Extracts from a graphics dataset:
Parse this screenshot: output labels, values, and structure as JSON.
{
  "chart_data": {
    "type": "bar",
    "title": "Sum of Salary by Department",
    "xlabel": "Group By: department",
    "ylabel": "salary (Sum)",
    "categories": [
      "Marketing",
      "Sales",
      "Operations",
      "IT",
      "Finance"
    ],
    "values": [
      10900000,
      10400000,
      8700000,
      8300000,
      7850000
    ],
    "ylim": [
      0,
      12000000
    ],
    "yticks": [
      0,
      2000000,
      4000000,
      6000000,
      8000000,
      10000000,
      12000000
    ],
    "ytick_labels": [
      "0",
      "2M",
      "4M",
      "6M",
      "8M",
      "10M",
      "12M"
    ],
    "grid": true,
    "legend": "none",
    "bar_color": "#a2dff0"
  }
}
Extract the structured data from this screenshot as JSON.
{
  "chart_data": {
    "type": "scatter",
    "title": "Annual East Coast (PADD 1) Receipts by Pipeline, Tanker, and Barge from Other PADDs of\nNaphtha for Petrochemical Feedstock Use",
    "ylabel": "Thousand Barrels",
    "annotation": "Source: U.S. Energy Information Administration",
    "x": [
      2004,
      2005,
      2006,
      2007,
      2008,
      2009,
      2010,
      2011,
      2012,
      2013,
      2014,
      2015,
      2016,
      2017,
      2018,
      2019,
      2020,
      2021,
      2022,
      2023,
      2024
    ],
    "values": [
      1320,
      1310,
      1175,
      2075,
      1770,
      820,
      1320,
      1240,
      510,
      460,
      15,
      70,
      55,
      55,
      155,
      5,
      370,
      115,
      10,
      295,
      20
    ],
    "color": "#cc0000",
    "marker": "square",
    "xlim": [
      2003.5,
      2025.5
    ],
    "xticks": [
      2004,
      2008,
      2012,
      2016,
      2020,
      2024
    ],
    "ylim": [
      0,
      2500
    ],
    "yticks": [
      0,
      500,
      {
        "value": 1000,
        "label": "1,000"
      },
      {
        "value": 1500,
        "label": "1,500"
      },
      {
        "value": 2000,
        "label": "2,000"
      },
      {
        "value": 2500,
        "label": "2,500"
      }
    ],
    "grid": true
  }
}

— Work to be completed —
Among the records above, find each line holding the string "ylabel" and pull it out.

— Answer below —
    "ylabel": "salary (Sum)",
    "ylabel": "Thousand Barrels",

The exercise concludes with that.